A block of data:
· · · ·
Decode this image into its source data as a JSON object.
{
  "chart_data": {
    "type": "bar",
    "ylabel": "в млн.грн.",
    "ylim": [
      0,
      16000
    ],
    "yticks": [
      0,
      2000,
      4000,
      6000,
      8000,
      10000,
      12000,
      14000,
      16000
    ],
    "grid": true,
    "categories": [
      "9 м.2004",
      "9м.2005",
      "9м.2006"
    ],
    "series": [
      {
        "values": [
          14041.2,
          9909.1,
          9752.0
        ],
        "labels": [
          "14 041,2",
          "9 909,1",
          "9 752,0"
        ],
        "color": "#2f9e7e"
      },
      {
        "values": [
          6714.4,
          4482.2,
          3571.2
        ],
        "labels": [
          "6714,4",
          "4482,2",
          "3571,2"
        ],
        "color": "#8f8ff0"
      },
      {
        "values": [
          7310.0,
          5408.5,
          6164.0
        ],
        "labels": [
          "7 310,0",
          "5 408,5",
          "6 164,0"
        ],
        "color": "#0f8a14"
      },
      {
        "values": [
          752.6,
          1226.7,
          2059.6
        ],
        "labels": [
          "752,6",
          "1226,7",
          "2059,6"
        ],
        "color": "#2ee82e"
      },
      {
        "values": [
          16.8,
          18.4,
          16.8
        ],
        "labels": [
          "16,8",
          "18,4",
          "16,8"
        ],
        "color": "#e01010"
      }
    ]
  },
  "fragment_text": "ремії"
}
· · · ·
Reproduce the data, keeping every line exactly the same.

→ Exercise solution:
Decode this image into its source data as a JSON object.
{
  "chart_data": {
    "type": "bar",
    "ylabel": "в млн.грн.",
    "ylim": [
      0,
      16000
    ],
    "yticks": [
      0,
      2000,
      4000,
      6000,
      8000,
      10000,
      12000,
      14000,
      16000
    ],
    "grid": true,
    "categories": [
      "9 м.2004",
      "9м.2005",
      "9м.2006"
    ],
    "series": [
      {
        "values": [
          14041.2,
          9909.1,
          9752.0
        ],
        "labels": [
          "14 041,2",
          "9 909,1",
          "9 752,0"
        ],
        "color": "#2f9e7e"
      },
      {
        "values": [
          6714.4,
          4482.2,
          3571.2
        ],
        "labels": [
          "6714,4",
          "4482,2",
          "3571,2"
        ],
        "color": "#8f8ff0"
      },
      {
        "values": [
          7310.0,
          5408.5,
          6164.0
        ],
        "labels": [
          "7 310,0",
          "5 408,5",
          "6 164,0"
        ],
        "color": "#0f8a14"
      },
      {
        "values": [
          752.6,
          1226.7,
          2059.6
        ],
        "labels": [
          "752,6",
          "1226,7",
          "2059,6"
        ],
        "color": "#2ee82e"
      },
      {
        "values": [
          16.8,
          18.4,
          16.8
        ],
        "labels": [
          "16,8",
          "18,4",
          "16,8"
        ],
        "color": "#e01010"
      }
    ]
  },
  "fragment_text": "ремії"
}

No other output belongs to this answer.